WHAT TO DO: Search the entries for the word "资料来源" and pull out each line that has it.

STORED DATA:
____________________

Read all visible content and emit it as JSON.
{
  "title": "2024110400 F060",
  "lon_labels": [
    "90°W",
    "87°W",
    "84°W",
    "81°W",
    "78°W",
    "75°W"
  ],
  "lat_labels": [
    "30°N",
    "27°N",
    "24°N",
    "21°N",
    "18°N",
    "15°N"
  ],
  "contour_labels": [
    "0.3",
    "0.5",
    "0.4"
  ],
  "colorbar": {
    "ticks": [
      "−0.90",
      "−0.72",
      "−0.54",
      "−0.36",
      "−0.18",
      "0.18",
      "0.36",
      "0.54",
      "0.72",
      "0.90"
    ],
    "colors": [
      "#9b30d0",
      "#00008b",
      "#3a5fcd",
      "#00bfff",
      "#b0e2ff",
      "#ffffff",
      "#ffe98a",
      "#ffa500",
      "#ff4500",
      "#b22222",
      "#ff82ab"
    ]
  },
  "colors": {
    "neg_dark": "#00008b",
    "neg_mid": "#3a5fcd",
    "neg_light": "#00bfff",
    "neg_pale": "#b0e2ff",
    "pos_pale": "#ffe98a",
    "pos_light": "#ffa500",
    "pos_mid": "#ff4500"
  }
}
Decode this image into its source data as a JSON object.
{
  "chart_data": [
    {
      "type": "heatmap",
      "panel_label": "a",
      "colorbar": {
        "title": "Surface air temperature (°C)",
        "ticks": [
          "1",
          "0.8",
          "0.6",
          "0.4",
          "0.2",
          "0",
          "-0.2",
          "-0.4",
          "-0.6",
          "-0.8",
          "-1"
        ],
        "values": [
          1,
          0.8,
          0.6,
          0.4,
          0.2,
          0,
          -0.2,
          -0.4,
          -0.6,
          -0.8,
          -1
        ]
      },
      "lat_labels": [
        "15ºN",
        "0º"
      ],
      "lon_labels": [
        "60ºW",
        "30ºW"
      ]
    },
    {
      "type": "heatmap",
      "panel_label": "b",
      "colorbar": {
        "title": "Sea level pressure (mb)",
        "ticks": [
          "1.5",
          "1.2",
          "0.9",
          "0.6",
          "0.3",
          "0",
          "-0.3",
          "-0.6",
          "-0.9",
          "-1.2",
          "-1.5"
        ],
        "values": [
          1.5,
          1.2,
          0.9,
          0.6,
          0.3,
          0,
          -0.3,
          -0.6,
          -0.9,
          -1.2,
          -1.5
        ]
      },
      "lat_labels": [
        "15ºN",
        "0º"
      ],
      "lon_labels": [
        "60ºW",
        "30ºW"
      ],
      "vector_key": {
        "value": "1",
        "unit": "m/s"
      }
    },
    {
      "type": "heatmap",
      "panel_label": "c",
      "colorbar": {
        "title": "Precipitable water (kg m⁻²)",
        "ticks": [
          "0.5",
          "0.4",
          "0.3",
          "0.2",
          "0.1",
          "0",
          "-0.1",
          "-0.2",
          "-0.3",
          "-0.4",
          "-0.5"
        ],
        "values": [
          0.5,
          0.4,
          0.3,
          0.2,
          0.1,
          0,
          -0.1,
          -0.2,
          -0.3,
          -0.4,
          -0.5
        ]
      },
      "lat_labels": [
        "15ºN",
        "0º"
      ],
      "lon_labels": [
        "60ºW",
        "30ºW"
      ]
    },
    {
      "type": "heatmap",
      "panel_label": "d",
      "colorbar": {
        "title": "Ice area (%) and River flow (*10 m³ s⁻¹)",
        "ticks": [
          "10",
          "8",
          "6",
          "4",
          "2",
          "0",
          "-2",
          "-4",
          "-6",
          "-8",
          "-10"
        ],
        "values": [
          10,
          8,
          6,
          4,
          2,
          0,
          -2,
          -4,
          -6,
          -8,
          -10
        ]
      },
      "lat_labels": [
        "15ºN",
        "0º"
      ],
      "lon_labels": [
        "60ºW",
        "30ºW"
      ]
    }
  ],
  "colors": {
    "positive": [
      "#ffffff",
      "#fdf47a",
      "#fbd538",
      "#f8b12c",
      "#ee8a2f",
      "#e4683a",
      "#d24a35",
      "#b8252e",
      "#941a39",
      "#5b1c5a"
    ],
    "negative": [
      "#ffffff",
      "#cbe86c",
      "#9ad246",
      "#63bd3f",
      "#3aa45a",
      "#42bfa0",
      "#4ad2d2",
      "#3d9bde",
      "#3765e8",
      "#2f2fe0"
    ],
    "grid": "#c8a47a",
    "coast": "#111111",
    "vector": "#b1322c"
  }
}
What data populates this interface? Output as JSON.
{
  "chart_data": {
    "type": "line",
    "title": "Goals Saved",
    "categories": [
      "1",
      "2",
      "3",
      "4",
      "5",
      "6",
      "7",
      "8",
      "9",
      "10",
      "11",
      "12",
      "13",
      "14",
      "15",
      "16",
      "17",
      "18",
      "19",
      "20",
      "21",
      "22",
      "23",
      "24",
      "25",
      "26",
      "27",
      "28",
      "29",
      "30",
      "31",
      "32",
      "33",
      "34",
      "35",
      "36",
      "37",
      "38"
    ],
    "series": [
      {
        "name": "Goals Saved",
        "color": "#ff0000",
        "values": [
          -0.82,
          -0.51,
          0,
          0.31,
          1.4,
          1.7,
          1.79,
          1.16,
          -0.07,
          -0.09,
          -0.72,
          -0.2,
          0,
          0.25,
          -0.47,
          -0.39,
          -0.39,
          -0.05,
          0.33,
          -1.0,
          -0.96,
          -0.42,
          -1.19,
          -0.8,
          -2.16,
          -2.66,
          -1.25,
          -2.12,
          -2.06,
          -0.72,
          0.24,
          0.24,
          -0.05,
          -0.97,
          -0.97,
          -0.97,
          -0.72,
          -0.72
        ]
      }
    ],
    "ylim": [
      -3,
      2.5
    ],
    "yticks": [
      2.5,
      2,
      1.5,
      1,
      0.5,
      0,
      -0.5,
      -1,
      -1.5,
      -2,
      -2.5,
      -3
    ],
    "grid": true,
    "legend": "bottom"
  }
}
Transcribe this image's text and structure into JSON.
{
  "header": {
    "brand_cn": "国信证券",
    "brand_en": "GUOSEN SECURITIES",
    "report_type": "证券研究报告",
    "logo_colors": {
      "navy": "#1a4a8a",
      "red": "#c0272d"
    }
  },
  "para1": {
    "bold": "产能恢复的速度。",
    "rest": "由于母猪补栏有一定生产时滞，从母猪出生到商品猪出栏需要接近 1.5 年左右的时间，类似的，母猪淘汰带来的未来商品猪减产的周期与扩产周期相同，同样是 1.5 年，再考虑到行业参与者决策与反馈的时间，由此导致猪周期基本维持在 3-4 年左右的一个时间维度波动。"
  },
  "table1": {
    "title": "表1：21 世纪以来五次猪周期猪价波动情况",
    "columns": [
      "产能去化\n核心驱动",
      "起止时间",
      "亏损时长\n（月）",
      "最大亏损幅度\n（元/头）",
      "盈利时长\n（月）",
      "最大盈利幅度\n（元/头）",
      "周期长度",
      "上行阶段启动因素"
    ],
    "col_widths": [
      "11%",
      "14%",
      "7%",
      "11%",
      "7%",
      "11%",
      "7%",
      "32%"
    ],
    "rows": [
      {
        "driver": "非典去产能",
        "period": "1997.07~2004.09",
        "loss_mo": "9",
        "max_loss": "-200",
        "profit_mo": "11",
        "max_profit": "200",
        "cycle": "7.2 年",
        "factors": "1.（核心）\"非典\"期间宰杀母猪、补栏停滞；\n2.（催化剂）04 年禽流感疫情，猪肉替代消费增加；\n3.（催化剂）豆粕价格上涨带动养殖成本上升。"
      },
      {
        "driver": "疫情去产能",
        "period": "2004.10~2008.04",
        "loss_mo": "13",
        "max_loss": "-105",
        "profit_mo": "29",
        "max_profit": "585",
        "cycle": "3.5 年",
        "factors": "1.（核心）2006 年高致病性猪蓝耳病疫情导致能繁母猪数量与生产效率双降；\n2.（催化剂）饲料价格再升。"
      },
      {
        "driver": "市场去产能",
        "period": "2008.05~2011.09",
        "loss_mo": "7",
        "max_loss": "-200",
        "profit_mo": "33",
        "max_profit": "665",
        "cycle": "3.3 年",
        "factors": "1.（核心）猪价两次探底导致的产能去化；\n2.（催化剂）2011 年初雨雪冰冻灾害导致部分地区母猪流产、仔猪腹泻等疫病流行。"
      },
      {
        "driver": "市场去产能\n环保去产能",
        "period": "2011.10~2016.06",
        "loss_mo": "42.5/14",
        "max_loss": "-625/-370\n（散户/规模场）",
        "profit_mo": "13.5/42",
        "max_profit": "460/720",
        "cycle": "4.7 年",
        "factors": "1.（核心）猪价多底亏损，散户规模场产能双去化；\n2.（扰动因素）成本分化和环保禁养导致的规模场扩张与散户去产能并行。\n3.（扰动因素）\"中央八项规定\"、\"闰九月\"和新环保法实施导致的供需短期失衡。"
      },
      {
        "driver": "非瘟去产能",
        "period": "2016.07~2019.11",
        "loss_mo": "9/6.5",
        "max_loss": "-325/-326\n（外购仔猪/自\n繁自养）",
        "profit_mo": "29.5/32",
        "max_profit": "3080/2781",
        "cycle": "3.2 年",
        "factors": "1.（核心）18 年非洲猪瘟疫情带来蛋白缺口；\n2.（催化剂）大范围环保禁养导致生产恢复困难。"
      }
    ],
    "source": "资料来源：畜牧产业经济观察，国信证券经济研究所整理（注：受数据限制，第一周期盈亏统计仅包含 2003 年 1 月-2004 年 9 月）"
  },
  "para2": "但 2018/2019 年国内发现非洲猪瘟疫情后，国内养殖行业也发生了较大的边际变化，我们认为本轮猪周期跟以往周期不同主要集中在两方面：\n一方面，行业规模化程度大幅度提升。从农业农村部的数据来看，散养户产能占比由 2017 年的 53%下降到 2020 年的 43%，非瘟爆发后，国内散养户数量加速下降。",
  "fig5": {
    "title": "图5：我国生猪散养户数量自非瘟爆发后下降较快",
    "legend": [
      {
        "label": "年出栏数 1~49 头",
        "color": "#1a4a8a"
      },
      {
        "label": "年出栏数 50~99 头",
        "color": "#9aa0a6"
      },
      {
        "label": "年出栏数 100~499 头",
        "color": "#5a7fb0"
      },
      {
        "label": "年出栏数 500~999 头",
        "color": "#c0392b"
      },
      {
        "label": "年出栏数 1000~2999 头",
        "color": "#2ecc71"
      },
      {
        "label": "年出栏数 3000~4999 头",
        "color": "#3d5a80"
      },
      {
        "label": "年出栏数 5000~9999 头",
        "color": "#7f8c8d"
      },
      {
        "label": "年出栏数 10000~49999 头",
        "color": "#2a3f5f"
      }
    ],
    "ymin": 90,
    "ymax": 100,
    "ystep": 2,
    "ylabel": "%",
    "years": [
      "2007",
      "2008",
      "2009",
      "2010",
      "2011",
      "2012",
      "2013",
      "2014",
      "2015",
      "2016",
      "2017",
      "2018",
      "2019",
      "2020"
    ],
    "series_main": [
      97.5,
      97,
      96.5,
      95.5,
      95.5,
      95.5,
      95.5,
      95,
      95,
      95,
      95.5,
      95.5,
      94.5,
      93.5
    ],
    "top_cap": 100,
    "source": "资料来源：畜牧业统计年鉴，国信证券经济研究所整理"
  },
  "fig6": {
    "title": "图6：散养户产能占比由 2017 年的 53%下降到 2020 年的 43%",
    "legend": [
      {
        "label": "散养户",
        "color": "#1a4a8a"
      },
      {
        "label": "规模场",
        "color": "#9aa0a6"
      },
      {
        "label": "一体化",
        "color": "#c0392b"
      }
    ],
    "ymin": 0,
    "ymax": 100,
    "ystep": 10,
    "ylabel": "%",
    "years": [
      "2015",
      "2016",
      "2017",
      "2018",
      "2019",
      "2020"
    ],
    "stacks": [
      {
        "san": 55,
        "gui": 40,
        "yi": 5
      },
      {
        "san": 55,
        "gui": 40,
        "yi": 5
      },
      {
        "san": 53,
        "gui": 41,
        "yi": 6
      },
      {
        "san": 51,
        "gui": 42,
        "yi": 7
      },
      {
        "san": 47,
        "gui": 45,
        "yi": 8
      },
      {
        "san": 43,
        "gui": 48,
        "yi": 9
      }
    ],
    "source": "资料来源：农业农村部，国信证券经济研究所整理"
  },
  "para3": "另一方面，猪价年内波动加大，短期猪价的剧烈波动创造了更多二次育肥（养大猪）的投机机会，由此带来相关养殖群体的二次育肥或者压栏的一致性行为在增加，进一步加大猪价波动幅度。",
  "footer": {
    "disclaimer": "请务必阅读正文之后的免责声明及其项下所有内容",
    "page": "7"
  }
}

____________________

FINISHED EXERCISE:
    "source": "资料来源：畜牧产业经济观察，国信证券经济研究所整理（注：受数据限制，第一周期盈亏统计仅包含 2003 年 1 月-2004 年 9 月）"
    "source": "资料来源：畜牧业统计年鉴，国信证券经济研究所整理"
    "source": "资料来源：农业农村部，国信证券经济研究所整理"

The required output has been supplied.